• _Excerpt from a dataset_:
******************************
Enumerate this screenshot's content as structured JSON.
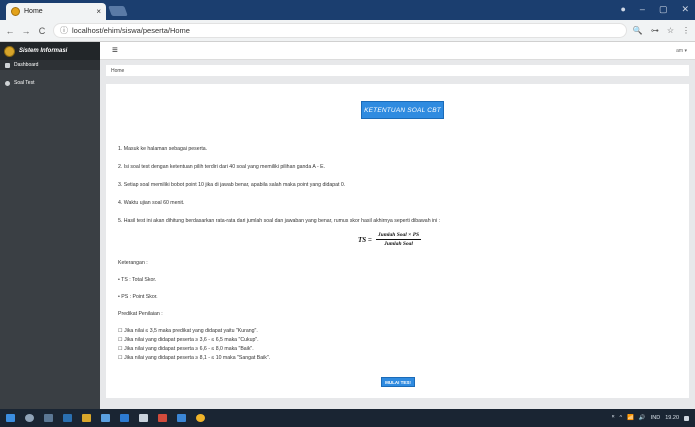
{
  "browser": {
    "tab_title": "Home",
    "tab_close": "×",
    "url": "localhost/ehim/siswa/peserta/Home",
    "back_glyph": "←",
    "forward_glyph": "→",
    "reload_glyph": "C",
    "info_glyph": "ⓘ",
    "window_controls": [
      "●",
      "–",
      "▢",
      "✕"
    ],
    "addr_icons": [
      "🔍",
      "⊶",
      "☆",
      "⋮"
    ]
  },
  "sidebar": {
    "brand": "Sistem Informasi",
    "items": [
      {
        "label": "Dashboard",
        "icon": "monitor-icon"
      },
      {
        "label": "Soal Test",
        "icon": "circle-icon"
      }
    ]
  },
  "topbar": {
    "hamburger": "≡",
    "user_menu": "am ▾"
  },
  "breadcrumb": "Home",
  "content": {
    "title_button": "KETENTUAN SOAL CBT",
    "rules": [
      "1. Masuk ke halaman sebagai peserta.",
      "2. Isi soal test dengan ketentuan pilih terdiri dari 40 soal yang memiliki pilihan ganda A - E.",
      "3. Setiap soal memiliki bobot point 10 jika di jawab benar, apabila salah maka point yang didapat 0.",
      "4. Waktu ujian soal 60 menit.",
      "5. Hasil test ini akan dihitung berdasarkan rata-rata dari jumlah soal dan jawaban yang benar, rumus skor hasil akhirnya seperti dibawah ini :"
    ],
    "formula_lhs": "TS =",
    "formula_numerator": "Jumlah Soal × PS",
    "formula_denominator": "Jumlah Soal",
    "keterangan_label": "Keterangan :",
    "ts_def": "• TS : Total Skor.",
    "ps_def": "• PS : Point Skor.",
    "predikat_label": "Predikat Penilaian :",
    "predikat": [
      "☐ Jika nilai ≤ 3,5 maka predikat yang didapat yaitu \"Kurang\".",
      "☐ Jika nilai yang didapat peserta ≥ 3,6 - ≤ 6,5 maka \"Cukup\".",
      "☐ Jika nilai yang didapat peserta ≥ 6,6 - ≤ 8,0 maka \"Baik\".",
      "☐ Jika nilai yang didapat peserta ≥ 8,1 - ≤ 10 maka \"Sangat Baik\"."
    ],
    "start_button": "MULAI TES!"
  },
  "taskbar": {
    "tray_text": [
      "ᴿ",
      "^",
      "📶",
      "🔊",
      "IND",
      "19.20"
    ]
  },
  "colors": {
    "accent": "#2f8be0",
    "sidebar": "#3a3f44",
    "tabbar": "#1b3e6f",
    "taskbar": "#1a2533"
  }
}
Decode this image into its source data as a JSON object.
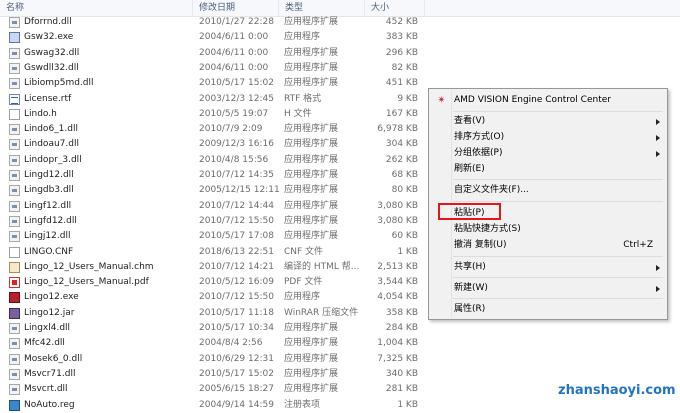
******************************
• _Written exercise_: Scan the listing above and copy all lines containing the word "JSON".

• _Correct output_:
Enumerate this screenshot's content as structured JSON.
Decode this image into its source data as a JSON object.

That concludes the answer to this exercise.